--- The request ---
Extract, from the records beneath this instruction, each line that contains the word "will".

--- Dataset records ---
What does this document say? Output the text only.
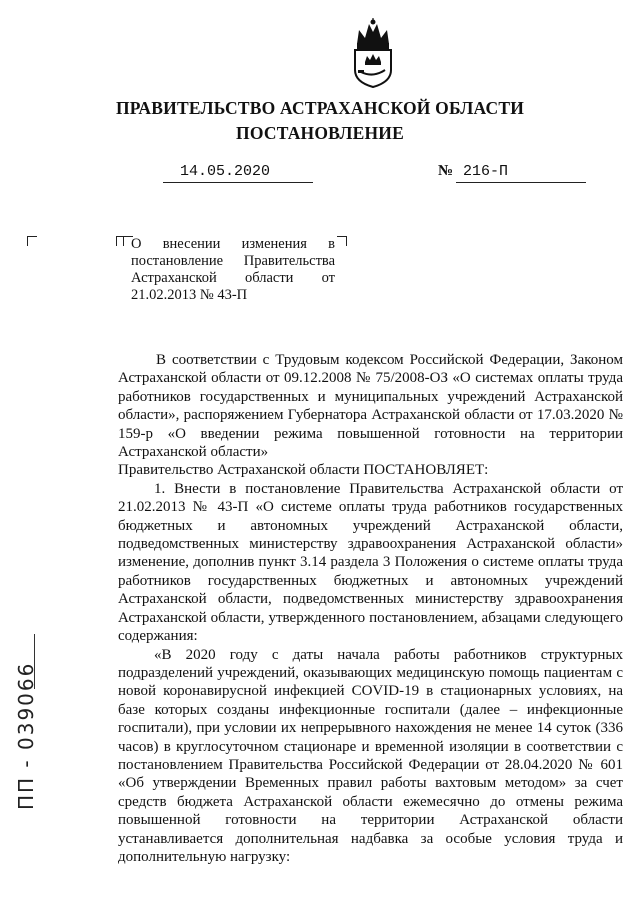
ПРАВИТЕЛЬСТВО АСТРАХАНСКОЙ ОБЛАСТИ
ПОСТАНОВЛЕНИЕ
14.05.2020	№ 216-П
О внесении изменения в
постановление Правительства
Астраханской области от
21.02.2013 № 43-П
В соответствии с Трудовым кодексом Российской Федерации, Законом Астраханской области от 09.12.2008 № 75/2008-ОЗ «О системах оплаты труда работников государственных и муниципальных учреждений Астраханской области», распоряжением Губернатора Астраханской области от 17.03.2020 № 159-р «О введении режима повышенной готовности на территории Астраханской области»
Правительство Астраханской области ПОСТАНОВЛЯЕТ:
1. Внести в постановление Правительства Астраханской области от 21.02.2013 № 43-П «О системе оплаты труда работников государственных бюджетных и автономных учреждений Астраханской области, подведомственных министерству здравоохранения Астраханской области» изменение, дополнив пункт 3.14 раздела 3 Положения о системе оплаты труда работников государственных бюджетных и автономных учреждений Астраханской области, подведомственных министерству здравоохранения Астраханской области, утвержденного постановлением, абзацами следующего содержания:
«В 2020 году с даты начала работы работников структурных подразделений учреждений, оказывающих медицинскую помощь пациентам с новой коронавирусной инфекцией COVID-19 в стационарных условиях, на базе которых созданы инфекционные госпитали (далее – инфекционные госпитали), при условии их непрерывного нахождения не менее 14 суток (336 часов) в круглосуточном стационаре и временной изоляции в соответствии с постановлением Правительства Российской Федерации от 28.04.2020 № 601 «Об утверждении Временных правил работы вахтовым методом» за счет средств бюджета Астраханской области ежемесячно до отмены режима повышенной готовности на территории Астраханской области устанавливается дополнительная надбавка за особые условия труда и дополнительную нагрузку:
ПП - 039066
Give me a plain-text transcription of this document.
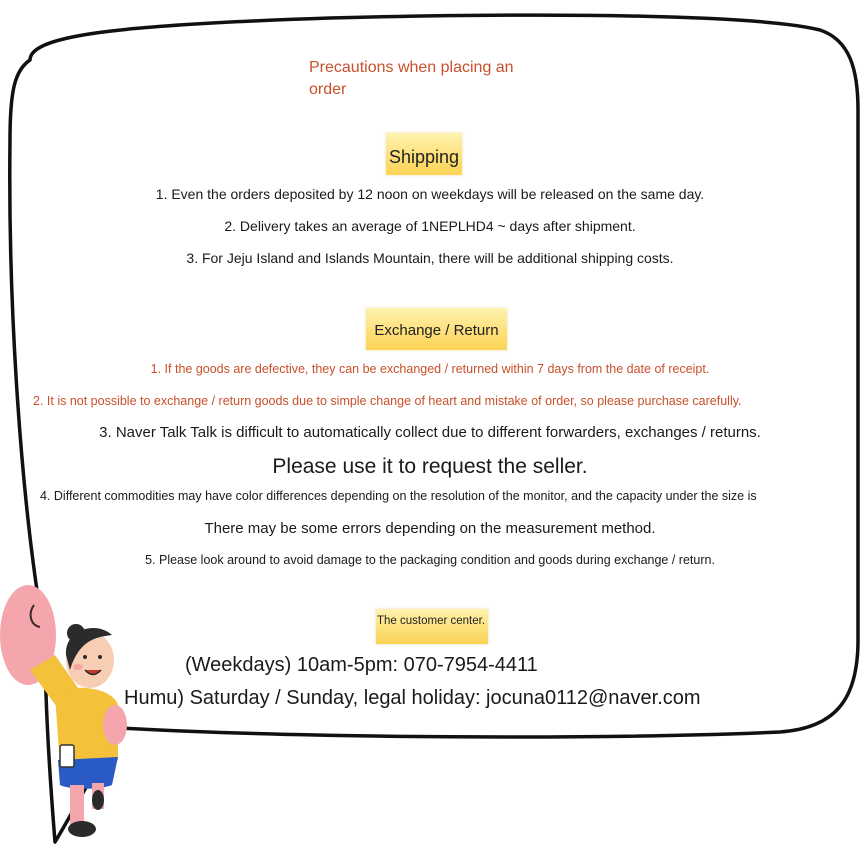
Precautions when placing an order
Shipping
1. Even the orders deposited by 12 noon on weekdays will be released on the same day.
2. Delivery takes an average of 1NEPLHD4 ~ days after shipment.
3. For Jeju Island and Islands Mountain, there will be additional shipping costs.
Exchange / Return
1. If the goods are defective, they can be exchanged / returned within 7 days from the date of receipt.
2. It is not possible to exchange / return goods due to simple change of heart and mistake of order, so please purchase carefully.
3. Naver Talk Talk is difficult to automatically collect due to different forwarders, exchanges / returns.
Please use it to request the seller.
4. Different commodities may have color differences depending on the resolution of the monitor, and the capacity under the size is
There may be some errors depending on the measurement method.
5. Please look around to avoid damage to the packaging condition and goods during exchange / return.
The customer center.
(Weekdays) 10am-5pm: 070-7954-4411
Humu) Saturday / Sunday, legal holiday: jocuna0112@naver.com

* * *

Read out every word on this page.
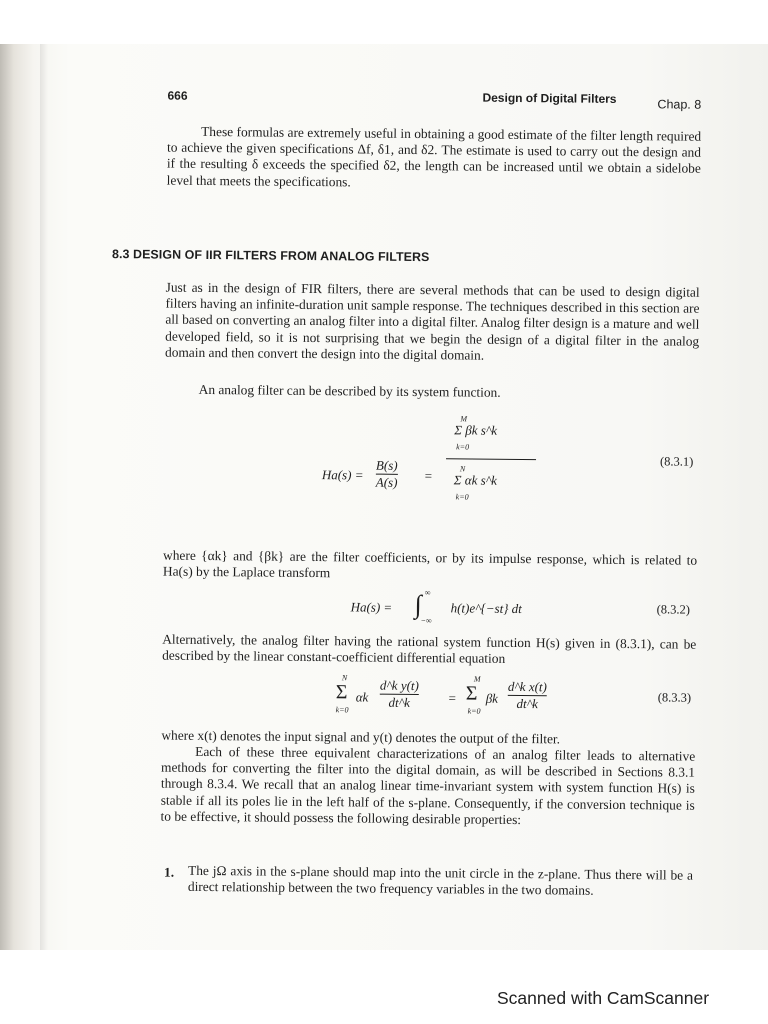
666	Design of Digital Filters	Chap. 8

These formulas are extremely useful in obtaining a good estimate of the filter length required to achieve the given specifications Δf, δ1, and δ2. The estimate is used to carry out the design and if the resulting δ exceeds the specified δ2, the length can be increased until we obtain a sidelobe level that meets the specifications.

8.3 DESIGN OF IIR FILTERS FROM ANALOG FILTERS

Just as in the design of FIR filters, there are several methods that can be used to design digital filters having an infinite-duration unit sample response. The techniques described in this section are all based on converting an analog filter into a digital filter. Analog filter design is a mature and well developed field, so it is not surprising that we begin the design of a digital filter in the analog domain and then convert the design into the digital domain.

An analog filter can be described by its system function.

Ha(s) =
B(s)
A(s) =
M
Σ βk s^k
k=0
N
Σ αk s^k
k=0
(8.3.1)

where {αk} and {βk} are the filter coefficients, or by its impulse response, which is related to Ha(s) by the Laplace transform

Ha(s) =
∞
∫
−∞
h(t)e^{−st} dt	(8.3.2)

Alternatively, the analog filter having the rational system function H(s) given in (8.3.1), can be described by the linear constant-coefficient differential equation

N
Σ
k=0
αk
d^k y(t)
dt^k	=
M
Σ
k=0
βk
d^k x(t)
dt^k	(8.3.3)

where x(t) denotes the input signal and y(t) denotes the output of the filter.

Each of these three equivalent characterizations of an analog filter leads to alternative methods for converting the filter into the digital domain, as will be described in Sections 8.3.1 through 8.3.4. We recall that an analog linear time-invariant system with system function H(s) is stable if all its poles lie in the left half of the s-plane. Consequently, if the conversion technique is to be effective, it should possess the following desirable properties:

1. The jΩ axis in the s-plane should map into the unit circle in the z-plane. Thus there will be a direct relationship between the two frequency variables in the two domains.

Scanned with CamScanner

--- Written solution ---
1. Even the orders deposited by 12 noon on weekdays will be released on the same day.
3. For Jeju Island and Islands Mountain, there will be additional shipping costs.
Each of these three equivalent characterizations of an analog filter leads to alternative methods for converting the filter into the digital domain, as will be described in Sections 8.3.1 through 8.3.4. We recall that an analog linear time-invariant system with system function H(s) is stable if all its poles lie in the left half of the s-plane. Consequently, if the conversion technique is to be effective, it should possess the following desirable properties:
1. The jΩ axis in the s-plane should map into the unit circle in the z-plane. Thus there will be a direct relationship between the two frequency variables in the two domains.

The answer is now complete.